- [AIM OF THE TASK] Give the count of lines in the data that include "Appendix", with no other words.

- [DATA TO PROCESS]
● ● ● ●
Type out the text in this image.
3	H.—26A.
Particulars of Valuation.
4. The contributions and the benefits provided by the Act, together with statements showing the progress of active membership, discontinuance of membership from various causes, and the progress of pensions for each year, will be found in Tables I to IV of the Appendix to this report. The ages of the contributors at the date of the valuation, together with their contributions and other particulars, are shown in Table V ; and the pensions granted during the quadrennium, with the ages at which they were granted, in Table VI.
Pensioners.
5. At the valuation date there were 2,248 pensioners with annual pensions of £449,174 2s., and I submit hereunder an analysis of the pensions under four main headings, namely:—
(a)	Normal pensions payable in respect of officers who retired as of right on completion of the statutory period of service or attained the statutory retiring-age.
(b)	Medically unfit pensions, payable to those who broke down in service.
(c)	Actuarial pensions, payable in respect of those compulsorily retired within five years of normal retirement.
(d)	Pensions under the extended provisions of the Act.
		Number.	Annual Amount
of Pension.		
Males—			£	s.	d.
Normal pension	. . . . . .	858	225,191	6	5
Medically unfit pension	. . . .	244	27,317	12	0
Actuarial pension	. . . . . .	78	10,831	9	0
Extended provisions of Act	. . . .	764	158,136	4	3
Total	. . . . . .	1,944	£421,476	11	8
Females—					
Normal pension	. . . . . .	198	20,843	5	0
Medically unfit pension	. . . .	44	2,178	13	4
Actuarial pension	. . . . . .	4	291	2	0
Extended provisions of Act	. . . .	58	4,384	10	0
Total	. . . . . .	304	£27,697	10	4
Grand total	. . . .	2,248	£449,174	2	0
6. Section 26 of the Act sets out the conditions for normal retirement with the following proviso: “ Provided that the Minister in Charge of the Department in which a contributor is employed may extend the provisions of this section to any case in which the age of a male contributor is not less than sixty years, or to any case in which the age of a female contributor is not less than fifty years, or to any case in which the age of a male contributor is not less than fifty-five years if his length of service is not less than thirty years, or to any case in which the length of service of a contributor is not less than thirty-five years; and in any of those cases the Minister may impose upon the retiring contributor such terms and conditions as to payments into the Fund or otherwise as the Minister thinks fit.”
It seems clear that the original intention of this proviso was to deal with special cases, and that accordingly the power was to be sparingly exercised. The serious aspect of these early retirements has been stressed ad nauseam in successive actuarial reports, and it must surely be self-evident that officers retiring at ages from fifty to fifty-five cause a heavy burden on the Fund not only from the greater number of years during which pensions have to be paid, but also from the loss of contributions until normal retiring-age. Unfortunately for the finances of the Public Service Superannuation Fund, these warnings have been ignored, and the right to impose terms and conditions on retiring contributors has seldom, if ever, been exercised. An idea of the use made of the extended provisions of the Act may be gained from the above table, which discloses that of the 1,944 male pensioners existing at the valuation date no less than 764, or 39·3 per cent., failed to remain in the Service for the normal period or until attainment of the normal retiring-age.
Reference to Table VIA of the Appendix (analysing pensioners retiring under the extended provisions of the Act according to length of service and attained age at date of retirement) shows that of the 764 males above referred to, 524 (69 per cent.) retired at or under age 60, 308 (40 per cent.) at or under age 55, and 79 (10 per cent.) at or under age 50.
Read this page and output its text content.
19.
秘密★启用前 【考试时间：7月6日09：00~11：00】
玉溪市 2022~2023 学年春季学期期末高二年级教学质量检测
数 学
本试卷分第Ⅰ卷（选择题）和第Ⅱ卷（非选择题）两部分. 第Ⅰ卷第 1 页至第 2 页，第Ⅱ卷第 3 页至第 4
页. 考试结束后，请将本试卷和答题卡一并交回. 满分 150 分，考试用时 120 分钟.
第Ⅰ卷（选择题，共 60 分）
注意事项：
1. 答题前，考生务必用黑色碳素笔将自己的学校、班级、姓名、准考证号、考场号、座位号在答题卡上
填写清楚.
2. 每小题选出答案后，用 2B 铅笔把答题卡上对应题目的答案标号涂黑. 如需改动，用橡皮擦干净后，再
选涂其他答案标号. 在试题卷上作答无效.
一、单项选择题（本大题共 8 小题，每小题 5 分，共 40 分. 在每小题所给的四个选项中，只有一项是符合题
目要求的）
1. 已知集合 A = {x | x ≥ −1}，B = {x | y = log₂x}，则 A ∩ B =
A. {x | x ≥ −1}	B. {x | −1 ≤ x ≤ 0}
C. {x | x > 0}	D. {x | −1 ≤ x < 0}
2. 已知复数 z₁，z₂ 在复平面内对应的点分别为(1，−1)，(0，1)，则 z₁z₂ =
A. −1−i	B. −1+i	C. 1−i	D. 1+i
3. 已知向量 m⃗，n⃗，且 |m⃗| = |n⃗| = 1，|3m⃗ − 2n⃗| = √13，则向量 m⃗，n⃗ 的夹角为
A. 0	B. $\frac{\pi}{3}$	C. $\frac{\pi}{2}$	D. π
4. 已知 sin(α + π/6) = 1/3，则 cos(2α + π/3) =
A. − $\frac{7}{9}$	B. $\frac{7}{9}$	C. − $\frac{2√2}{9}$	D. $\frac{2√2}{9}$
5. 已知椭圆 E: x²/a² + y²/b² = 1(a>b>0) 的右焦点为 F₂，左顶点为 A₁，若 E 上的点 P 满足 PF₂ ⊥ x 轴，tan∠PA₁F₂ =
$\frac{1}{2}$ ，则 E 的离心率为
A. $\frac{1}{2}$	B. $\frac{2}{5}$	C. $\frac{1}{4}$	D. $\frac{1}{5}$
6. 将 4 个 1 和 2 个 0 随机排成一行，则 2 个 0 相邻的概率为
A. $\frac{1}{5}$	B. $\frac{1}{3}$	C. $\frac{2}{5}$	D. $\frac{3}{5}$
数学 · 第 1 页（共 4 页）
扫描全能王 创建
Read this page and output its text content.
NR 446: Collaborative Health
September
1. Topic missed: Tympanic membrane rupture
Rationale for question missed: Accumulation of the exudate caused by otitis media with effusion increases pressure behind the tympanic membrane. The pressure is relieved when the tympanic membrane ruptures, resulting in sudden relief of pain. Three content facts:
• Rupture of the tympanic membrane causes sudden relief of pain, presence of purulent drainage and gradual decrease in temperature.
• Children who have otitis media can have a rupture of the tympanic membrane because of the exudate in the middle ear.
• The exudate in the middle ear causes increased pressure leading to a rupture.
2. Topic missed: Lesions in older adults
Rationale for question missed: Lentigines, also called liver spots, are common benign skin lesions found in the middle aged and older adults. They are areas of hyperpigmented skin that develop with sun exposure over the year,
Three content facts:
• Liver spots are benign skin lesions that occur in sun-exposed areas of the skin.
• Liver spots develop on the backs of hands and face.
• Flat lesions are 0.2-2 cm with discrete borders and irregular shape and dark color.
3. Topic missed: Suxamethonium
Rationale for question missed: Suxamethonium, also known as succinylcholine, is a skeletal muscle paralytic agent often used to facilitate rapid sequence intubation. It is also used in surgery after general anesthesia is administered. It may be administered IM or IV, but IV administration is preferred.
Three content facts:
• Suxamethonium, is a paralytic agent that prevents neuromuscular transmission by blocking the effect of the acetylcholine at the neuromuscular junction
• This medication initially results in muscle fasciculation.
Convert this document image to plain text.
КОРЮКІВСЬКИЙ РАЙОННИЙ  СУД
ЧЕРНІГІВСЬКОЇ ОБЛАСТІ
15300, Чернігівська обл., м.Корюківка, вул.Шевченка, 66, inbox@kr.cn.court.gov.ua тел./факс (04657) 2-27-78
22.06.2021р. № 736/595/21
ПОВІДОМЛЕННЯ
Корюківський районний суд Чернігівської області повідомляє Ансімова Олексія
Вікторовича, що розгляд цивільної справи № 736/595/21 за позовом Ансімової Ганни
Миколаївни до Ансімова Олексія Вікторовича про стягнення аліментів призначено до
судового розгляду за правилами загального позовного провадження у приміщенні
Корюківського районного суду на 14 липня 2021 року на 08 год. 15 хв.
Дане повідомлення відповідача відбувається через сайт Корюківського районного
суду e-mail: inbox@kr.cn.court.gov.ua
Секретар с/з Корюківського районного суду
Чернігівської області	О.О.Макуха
● ● ● ●
- [ANSWER FOR THE TASK] 2